* Source records:
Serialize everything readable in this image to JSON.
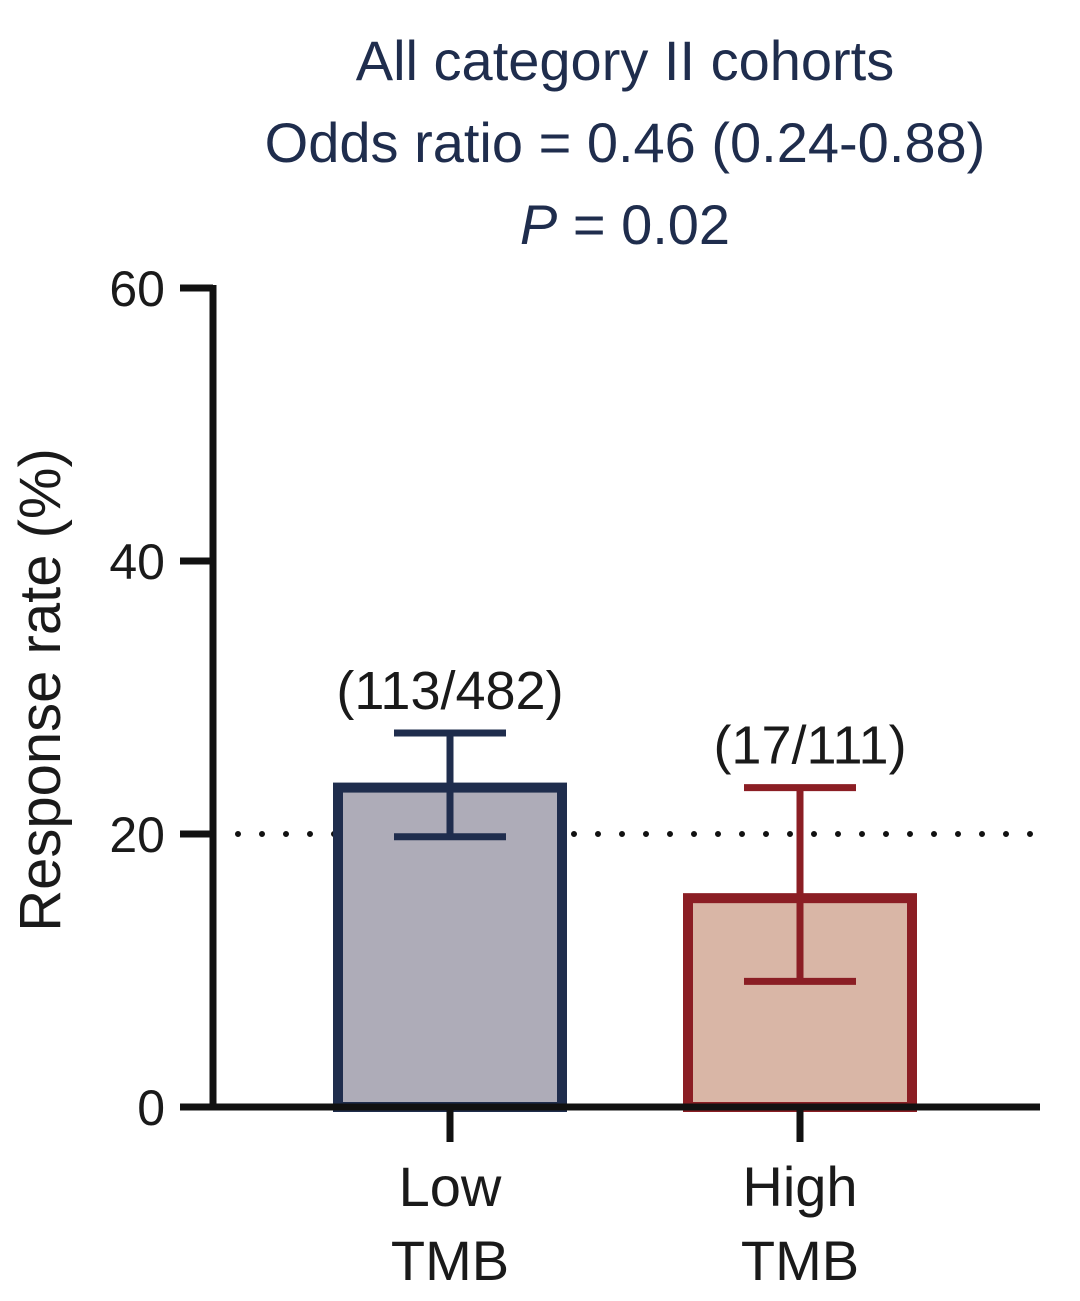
{
  "chart_data": {
    "type": "bar",
    "title_lines": [
      "All category II cohorts",
      "Odds ratio = 0.46 (0.24-0.88)"
    ],
    "p_value": {
      "symbol": "P",
      "rest": " = 0.02"
    },
    "ylabel": "Response rate (%)",
    "ylim": [
      0,
      60
    ],
    "yticks": [
      "0",
      "20",
      "40",
      "60"
    ],
    "reference_line": 20,
    "categories": [
      {
        "line1": "Low",
        "line2": "TMB"
      },
      {
        "line1": "High",
        "line2": "TMB"
      }
    ],
    "bars": [
      {
        "name": "Low TMB",
        "value": 23.4,
        "ci_low": 19.8,
        "ci_high": 27.4,
        "count_label": "(113/482)",
        "fill": "#aeacb8",
        "stroke": "#1f2d4d"
      },
      {
        "name": "High TMB",
        "value": 15.3,
        "ci_low": 9.2,
        "ci_high": 23.4,
        "count_label": "(17/111)",
        "fill": "#d9b6a6",
        "stroke": "#8b1e24"
      }
    ]
  }
}
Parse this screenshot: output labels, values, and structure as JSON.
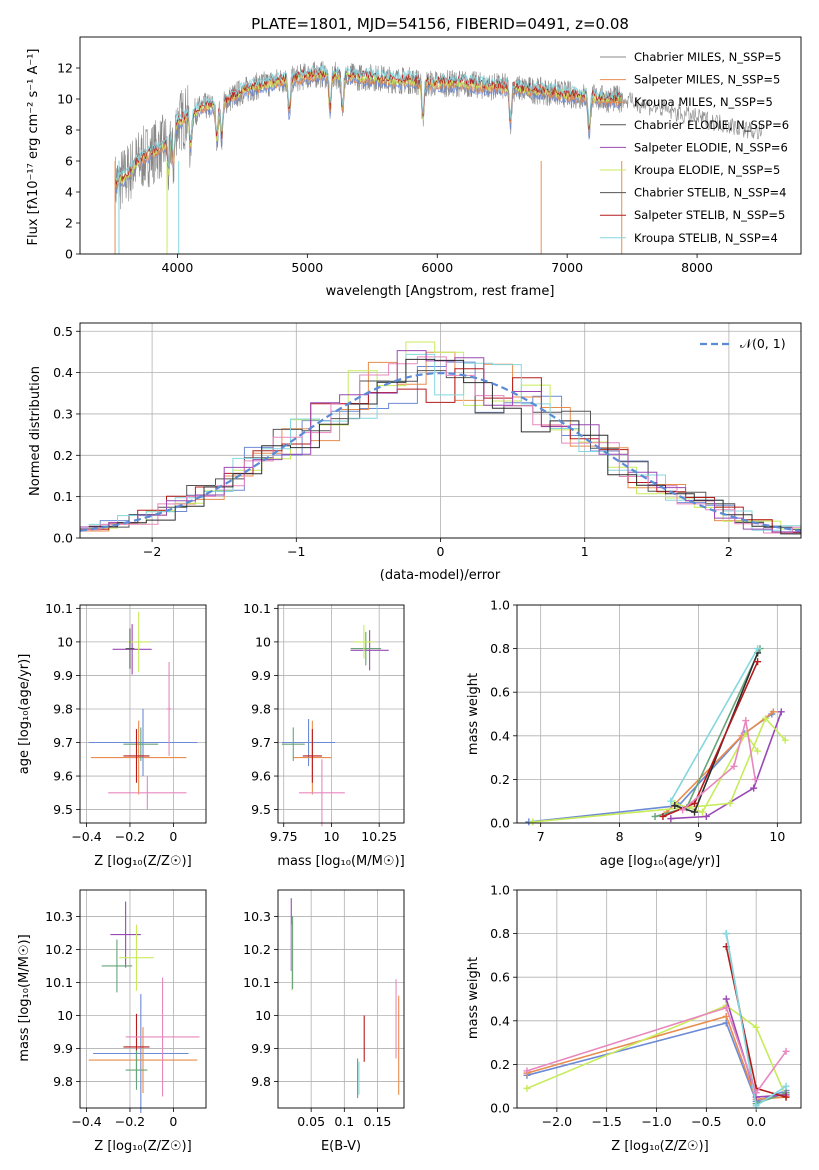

* What is required:
Extract the text of all the records above verbatim, excluding pictures.

* The solution:
Serialize everything readable in this image to JSON.
{
  "chart_data": {
    "type": "bar",
    "title_lines": [
      "All category II cohorts",
      "Odds ratio = 0.46 (0.24-0.88)"
    ],
    "p_value": {
      "symbol": "P",
      "rest": " = 0.02"
    },
    "ylabel": "Response rate (%)",
    "ylim": [
      0,
      60
    ],
    "yticks": [
      "0",
      "20",
      "40",
      "60"
    ],
    "reference_line": 20,
    "categories": [
      {
        "line1": "Low",
        "line2": "TMB"
      },
      {
        "line1": "High",
        "line2": "TMB"
      }
    ],
    "bars": [
      {
        "name": "Low TMB",
        "value": 23.4,
        "ci_low": 19.8,
        "ci_high": 27.4,
        "count_label": "(113/482)",
        "fill": "#aeacb8",
        "stroke": "#1f2d4d"
      },
      {
        "name": "High TMB",
        "value": 15.3,
        "ci_low": 9.2,
        "ci_high": 23.4,
        "count_label": "(17/111)",
        "fill": "#d9b6a6",
        "stroke": "#8b1e24"
      }
    ]
  }
}
Parse this screenshot: output labels, values, and structure as JSON.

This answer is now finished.